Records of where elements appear
** Begin **

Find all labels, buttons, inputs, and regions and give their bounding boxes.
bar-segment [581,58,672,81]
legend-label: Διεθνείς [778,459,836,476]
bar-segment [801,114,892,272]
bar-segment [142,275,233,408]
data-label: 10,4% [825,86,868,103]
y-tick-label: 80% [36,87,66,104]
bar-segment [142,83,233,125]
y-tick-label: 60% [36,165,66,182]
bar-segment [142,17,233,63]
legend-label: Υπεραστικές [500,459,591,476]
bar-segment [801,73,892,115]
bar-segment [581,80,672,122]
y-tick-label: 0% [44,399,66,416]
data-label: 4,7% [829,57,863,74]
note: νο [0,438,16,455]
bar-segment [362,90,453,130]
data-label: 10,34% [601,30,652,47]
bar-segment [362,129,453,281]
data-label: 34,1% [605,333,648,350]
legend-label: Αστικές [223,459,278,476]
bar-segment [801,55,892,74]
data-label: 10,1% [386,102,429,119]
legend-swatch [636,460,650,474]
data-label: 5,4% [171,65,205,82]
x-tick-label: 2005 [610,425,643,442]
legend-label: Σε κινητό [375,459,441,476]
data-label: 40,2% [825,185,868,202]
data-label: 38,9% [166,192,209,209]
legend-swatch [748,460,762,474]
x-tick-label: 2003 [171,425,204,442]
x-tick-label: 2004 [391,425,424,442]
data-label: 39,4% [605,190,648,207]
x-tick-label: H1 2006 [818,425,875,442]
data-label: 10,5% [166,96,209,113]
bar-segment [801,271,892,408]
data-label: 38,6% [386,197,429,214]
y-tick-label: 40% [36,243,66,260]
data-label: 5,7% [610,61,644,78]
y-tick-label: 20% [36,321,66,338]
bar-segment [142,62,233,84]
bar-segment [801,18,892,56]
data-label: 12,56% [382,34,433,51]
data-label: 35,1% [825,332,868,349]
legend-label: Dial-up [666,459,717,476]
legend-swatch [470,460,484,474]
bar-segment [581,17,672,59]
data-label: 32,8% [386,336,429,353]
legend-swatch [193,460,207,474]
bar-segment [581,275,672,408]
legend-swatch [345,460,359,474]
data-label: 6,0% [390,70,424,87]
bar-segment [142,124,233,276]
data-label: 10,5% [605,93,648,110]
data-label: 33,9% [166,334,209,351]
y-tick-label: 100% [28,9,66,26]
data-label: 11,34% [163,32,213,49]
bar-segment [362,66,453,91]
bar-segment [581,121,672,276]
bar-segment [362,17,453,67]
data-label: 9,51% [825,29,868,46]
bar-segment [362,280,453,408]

** End **

• Given request:
Locate each line in the data above that contains the string "tick" and copy all of those lines.

• Correct response:
y-tick-label: 80% [36,87,66,104]
y-tick-label: 60% [36,165,66,182]
y-tick-label: 0% [44,399,66,416]
x-tick-label: 2005 [610,425,643,442]
x-tick-label: 2003 [171,425,204,442]
x-tick-label: 2004 [391,425,424,442]
x-tick-label: H1 2006 [818,425,875,442]
y-tick-label: 40% [36,243,66,260]
y-tick-label: 20% [36,321,66,338]
y-tick-label: 100% [28,9,66,26]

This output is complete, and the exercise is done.